== SET EXERCISE ==
Repeat all the records exactly, omitting pictures.

== Stored records ==
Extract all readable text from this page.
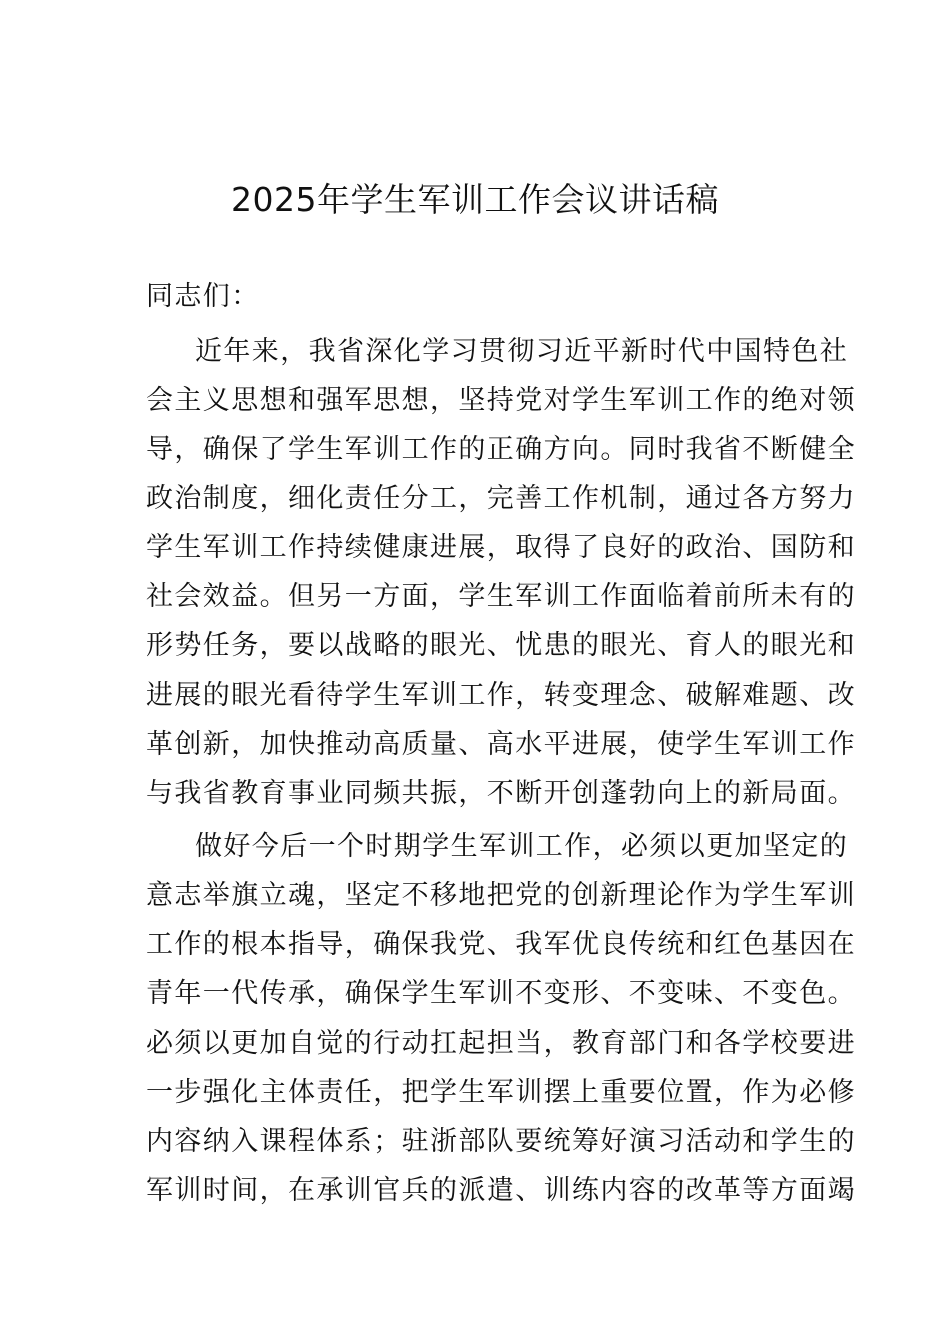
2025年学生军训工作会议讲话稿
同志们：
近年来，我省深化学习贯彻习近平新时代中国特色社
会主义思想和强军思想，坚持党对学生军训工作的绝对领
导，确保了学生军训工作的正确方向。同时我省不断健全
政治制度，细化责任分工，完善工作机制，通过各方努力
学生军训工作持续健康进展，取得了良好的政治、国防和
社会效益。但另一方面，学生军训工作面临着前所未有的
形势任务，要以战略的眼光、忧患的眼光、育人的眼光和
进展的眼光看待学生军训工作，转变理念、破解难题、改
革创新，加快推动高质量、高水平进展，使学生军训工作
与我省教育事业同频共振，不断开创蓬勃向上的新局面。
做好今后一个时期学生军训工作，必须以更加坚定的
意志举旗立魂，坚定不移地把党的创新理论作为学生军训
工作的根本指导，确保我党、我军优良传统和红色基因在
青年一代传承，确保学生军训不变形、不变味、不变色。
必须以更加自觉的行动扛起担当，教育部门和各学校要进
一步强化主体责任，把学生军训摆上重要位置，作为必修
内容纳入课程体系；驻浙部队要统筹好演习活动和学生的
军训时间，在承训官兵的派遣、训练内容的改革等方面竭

== TASK ANSWER ==
Extract all readable text from this page.
2025年学生军训工作会议讲话稿
同志们：
近年来，我省深化学习贯彻习近平新时代中国特色社
会主义思想和强军思想，坚持党对学生军训工作的绝对领
导，确保了学生军训工作的正确方向。同时我省不断健全
政治制度，细化责任分工，完善工作机制，通过各方努力
学生军训工作持续健康进展，取得了良好的政治、国防和
社会效益。但另一方面，学生军训工作面临着前所未有的
形势任务，要以战略的眼光、忧患的眼光、育人的眼光和
进展的眼光看待学生军训工作，转变理念、破解难题、改
革创新，加快推动高质量、高水平进展，使学生军训工作
与我省教育事业同频共振，不断开创蓬勃向上的新局面。
做好今后一个时期学生军训工作，必须以更加坚定的
意志举旗立魂，坚定不移地把党的创新理论作为学生军训
工作的根本指导，确保我党、我军优良传统和红色基因在
青年一代传承，确保学生军训不变形、不变味、不变色。
必须以更加自觉的行动扛起担当，教育部门和各学校要进
一步强化主体责任，把学生军训摆上重要位置，作为必修
内容纳入课程体系；驻浙部队要统筹好演习活动和学生的
军训时间，在承训官兵的派遣、训练内容的改革等方面竭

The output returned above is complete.